REQUIRED TASK:
Reproduce all the entries exactly and keep the pictures out.

— START OF INPUT FOR THIS TASK —

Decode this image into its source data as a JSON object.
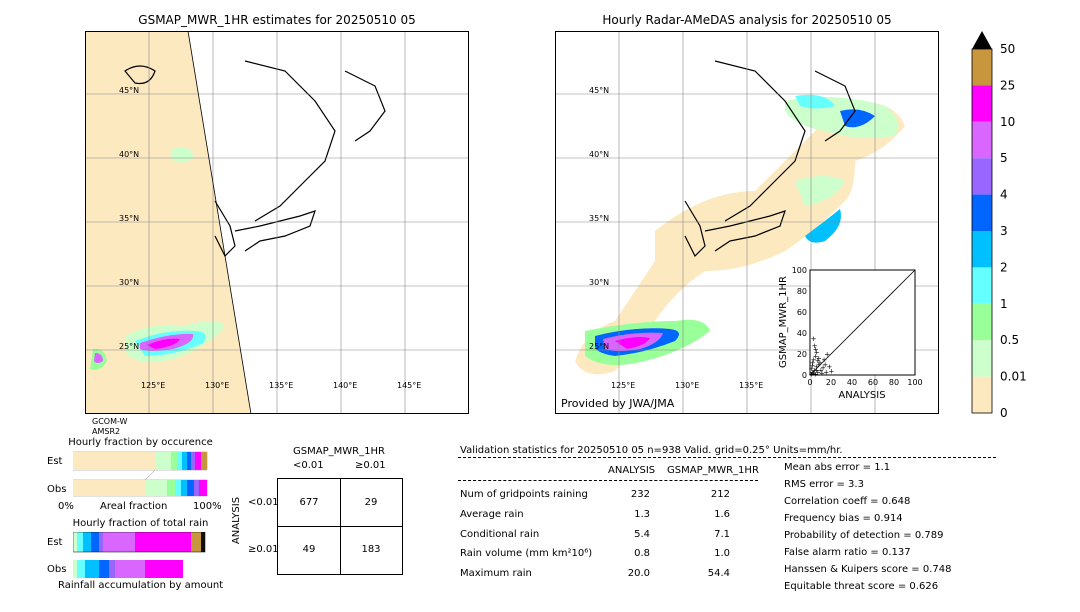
{
  "left_map": {
    "title": "GSMAP_MWR_1HR estimates for 20250510 05",
    "lat_labels": [
      "45°N",
      "40°N",
      "35°N",
      "30°N",
      "25°N"
    ],
    "lon_labels": [
      "125°E",
      "130°E",
      "135°E",
      "140°E",
      "145°E"
    ],
    "satellite_label_1": "GCOM-W",
    "satellite_label_2": "AMSR2"
  },
  "right_map": {
    "title": "Hourly Radar-AMeDAS analysis for 20250510 05",
    "lat_labels": [
      "45°N",
      "40°N",
      "35°N",
      "30°N",
      "25°N"
    ],
    "lon_labels": [
      "125°E",
      "130°E",
      "135°E"
    ],
    "provider": "Provided by JWA/JMA"
  },
  "colorbar": {
    "labels": [
      "50",
      "25",
      "10",
      "5",
      "4",
      "3",
      "2",
      "1",
      "0.5",
      "0.01",
      "0"
    ],
    "colors": [
      "#c8963c",
      "#ff00ff",
      "#d966ff",
      "#9966ff",
      "#0066ff",
      "#00c0ff",
      "#66ffff",
      "#99ff99",
      "#ccffcc",
      "#fde9c0"
    ]
  },
  "chart_data": {
    "type": "scatter",
    "xlabel": "ANALYSIS",
    "ylabel": "GSMAP_MWR_1HR",
    "xlim": [
      0,
      100
    ],
    "ylim": [
      0,
      100
    ],
    "ticks": [
      "0",
      "20",
      "40",
      "60",
      "80",
      "100"
    ],
    "points": [
      [
        1,
        1
      ],
      [
        2,
        3
      ],
      [
        3,
        2
      ],
      [
        4,
        5
      ],
      [
        5,
        1
      ],
      [
        6,
        8
      ],
      [
        7,
        3
      ],
      [
        8,
        10
      ],
      [
        2,
        12
      ],
      [
        3,
        15
      ],
      [
        5,
        18
      ],
      [
        6,
        22
      ],
      [
        4,
        28
      ],
      [
        8,
        16
      ],
      [
        10,
        5
      ],
      [
        12,
        7
      ],
      [
        15,
        3
      ],
      [
        18,
        8
      ],
      [
        20,
        4
      ],
      [
        9,
        12
      ],
      [
        11,
        2
      ],
      [
        14,
        10
      ],
      [
        16,
        20
      ],
      [
        3,
        35
      ],
      [
        5,
        25
      ],
      [
        1,
        6
      ],
      [
        7,
        14
      ],
      [
        2,
        9
      ],
      [
        13,
        15
      ],
      [
        6,
        5
      ]
    ]
  },
  "fraction_occurrence": {
    "title": "Hourly fraction by occurence",
    "row_est": "Est",
    "row_obs": "Obs",
    "axis_left": "0%",
    "axis_mid": "Areal fraction",
    "axis_right": "100%"
  },
  "fraction_total": {
    "title": "Hourly fraction of total rain",
    "row_est": "Est",
    "row_obs": "Obs",
    "caption": "Rainfall accumulation by amount"
  },
  "contingency": {
    "title": "GSMAP_MWR_1HR",
    "col_lt": "<0.01",
    "col_ge": "≥0.01",
    "row_axis": "ANALYSIS",
    "row_lt": "<0.01",
    "row_ge": "≥0.01",
    "a": "677",
    "b": "29",
    "c": "49",
    "d": "183"
  },
  "validation": {
    "header": "Validation statistics for 20250510 05  n=938 Valid. grid=0.25° Units=mm/hr.",
    "col_analysis": "ANALYSIS",
    "col_gsmap": "GSMAP_MWR_1HR",
    "rows": [
      {
        "label": "Num of gridpoints raining",
        "analysis": "232",
        "gsmap": "212"
      },
      {
        "label": "Average rain",
        "analysis": "1.3",
        "gsmap": "1.6"
      },
      {
        "label": "Conditional rain",
        "analysis": "5.4",
        "gsmap": "7.1"
      },
      {
        "label": "Rain volume (mm km²10⁶)",
        "analysis": "0.8",
        "gsmap": "1.0"
      },
      {
        "label": "Maximum rain",
        "analysis": "20.0",
        "gsmap": "54.4"
      }
    ],
    "scores": [
      "Mean abs error =    1.1",
      "RMS error =    3.3",
      "Correlation coeff =  0.648",
      "Frequency bias =  0.914",
      "Probability of detection =  0.789",
      "False alarm ratio =  0.137",
      "Hanssen & Kuipers score =  0.748",
      "Equitable threat score =  0.626"
    ]
  }
}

— END OF INPUT FOR THIS TASK —

SOLUTION TO THIS TASK:
Decode this image into its source data as a JSON object.
{
  "left_map": {
    "title": "GSMAP_MWR_1HR estimates for 20250510 05",
    "lat_labels": [
      "45°N",
      "40°N",
      "35°N",
      "30°N",
      "25°N"
    ],
    "lon_labels": [
      "125°E",
      "130°E",
      "135°E",
      "140°E",
      "145°E"
    ],
    "satellite_label_1": "GCOM-W",
    "satellite_label_2": "AMSR2"
  },
  "right_map": {
    "title": "Hourly Radar-AMeDAS analysis for 20250510 05",
    "lat_labels": [
      "45°N",
      "40°N",
      "35°N",
      "30°N",
      "25°N"
    ],
    "lon_labels": [
      "125°E",
      "130°E",
      "135°E"
    ],
    "provider": "Provided by JWA/JMA"
  },
  "colorbar": {
    "labels": [
      "50",
      "25",
      "10",
      "5",
      "4",
      "3",
      "2",
      "1",
      "0.5",
      "0.01",
      "0"
    ],
    "colors": [
      "#c8963c",
      "#ff00ff",
      "#d966ff",
      "#9966ff",
      "#0066ff",
      "#00c0ff",
      "#66ffff",
      "#99ff99",
      "#ccffcc",
      "#fde9c0"
    ]
  },
  "chart_data": {
    "type": "scatter",
    "xlabel": "ANALYSIS",
    "ylabel": "GSMAP_MWR_1HR",
    "xlim": [
      0,
      100
    ],
    "ylim": [
      0,
      100
    ],
    "ticks": [
      "0",
      "20",
      "40",
      "60",
      "80",
      "100"
    ],
    "points": [
      [
        1,
        1
      ],
      [
        2,
        3
      ],
      [
        3,
        2
      ],
      [
        4,
        5
      ],
      [
        5,
        1
      ],
      [
        6,
        8
      ],
      [
        7,
        3
      ],
      [
        8,
        10
      ],
      [
        2,
        12
      ],
      [
        3,
        15
      ],
      [
        5,
        18
      ],
      [
        6,
        22
      ],
      [
        4,
        28
      ],
      [
        8,
        16
      ],
      [
        10,
        5
      ],
      [
        12,
        7
      ],
      [
        15,
        3
      ],
      [
        18,
        8
      ],
      [
        20,
        4
      ],
      [
        9,
        12
      ],
      [
        11,
        2
      ],
      [
        14,
        10
      ],
      [
        16,
        20
      ],
      [
        3,
        35
      ],
      [
        5,
        25
      ],
      [
        1,
        6
      ],
      [
        7,
        14
      ],
      [
        2,
        9
      ],
      [
        13,
        15
      ],
      [
        6,
        5
      ]
    ]
  },
  "fraction_occurrence": {
    "title": "Hourly fraction by occurence",
    "row_est": "Est",
    "row_obs": "Obs",
    "axis_left": "0%",
    "axis_mid": "Areal fraction",
    "axis_right": "100%"
  },
  "fraction_total": {
    "title": "Hourly fraction of total rain",
    "row_est": "Est",
    "row_obs": "Obs",
    "caption": "Rainfall accumulation by amount"
  },
  "contingency": {
    "title": "GSMAP_MWR_1HR",
    "col_lt": "<0.01",
    "col_ge": "≥0.01",
    "row_axis": "ANALYSIS",
    "row_lt": "<0.01",
    "row_ge": "≥0.01",
    "a": "677",
    "b": "29",
    "c": "49",
    "d": "183"
  },
  "validation": {
    "header": "Validation statistics for 20250510 05  n=938 Valid. grid=0.25° Units=mm/hr.",
    "col_analysis": "ANALYSIS",
    "col_gsmap": "GSMAP_MWR_1HR",
    "rows": [
      {
        "label": "Num of gridpoints raining",
        "analysis": "232",
        "gsmap": "212"
      },
      {
        "label": "Average rain",
        "analysis": "1.3",
        "gsmap": "1.6"
      },
      {
        "label": "Conditional rain",
        "analysis": "5.4",
        "gsmap": "7.1"
      },
      {
        "label": "Rain volume (mm km²10⁶)",
        "analysis": "0.8",
        "gsmap": "1.0"
      },
      {
        "label": "Maximum rain",
        "analysis": "20.0",
        "gsmap": "54.4"
      }
    ],
    "scores": [
      "Mean abs error =    1.1",
      "RMS error =    3.3",
      "Correlation coeff =  0.648",
      "Frequency bias =  0.914",
      "Probability of detection =  0.789",
      "False alarm ratio =  0.137",
      "Hanssen & Kuipers score =  0.748",
      "Equitable threat score =  0.626"
    ]
  }
}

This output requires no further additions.